> [DATASET ROWS]:
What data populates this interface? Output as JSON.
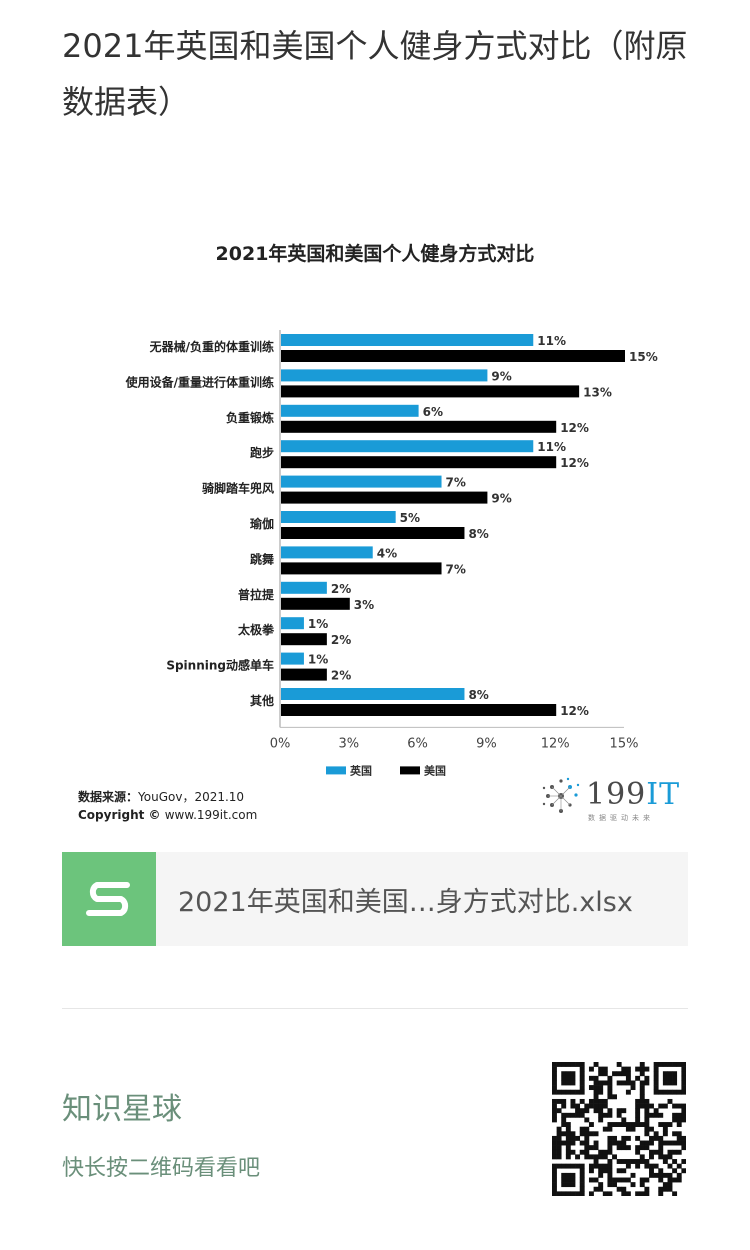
{
  "article": {
    "title": "2021年英国和美国个人健身方式对比（附原数据表）"
  },
  "chart_data": {
    "type": "bar",
    "orientation": "horizontal",
    "title": "2021年英国和美国个人健身方式对比",
    "categories": [
      "无器械/负重的体重训练",
      "使用设备/重量进行体重训练",
      "负重锻炼",
      "跑步",
      "骑脚踏车兜风",
      "瑜伽",
      "跳舞",
      "普拉提",
      "太极拳",
      "Spinning动感单车",
      "其他"
    ],
    "series": [
      {
        "name": "英国",
        "color": "#1a9bd7",
        "values": [
          11,
          9,
          6,
          11,
          7,
          5,
          4,
          2,
          1,
          1,
          8
        ]
      },
      {
        "name": "美国",
        "color": "#000000",
        "values": [
          15,
          13,
          12,
          12,
          9,
          8,
          7,
          3,
          2,
          2,
          12
        ]
      }
    ],
    "xlim": [
      0,
      15
    ],
    "x_ticks": [
      0,
      3,
      6,
      9,
      12,
      15
    ],
    "tick_suffix": "%",
    "value_suffix": "%",
    "legend_position": "bottom-center",
    "grid": false
  },
  "source": {
    "label": "数据来源：",
    "value": "YouGov，2021.10",
    "copyright_label": "Copyright ©",
    "copyright_value": "www.199it.com"
  },
  "logo": {
    "text_num": "199",
    "text_it": "IT",
    "tagline": "数据驱动未来"
  },
  "file": {
    "icon": "spreadsheet-s-icon",
    "name": "2021年英国和美国…身方式对比.xlsx"
  },
  "promo": {
    "title": "知识星球",
    "subtitle": "快长按二维码看看吧"
  }
}
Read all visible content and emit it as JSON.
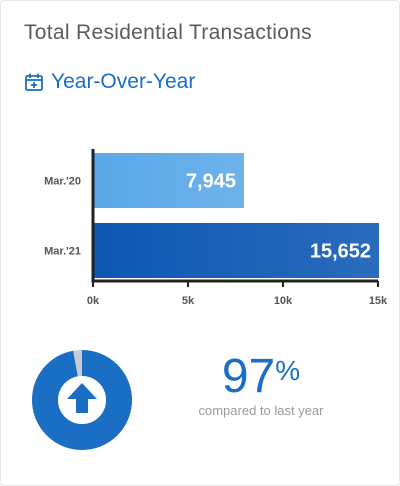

> [EXERCISE INSTRUCTIONS]:
Determine how many lines of the records above contain the word "JSON", and report only that number.

> [THE RESULT]:
2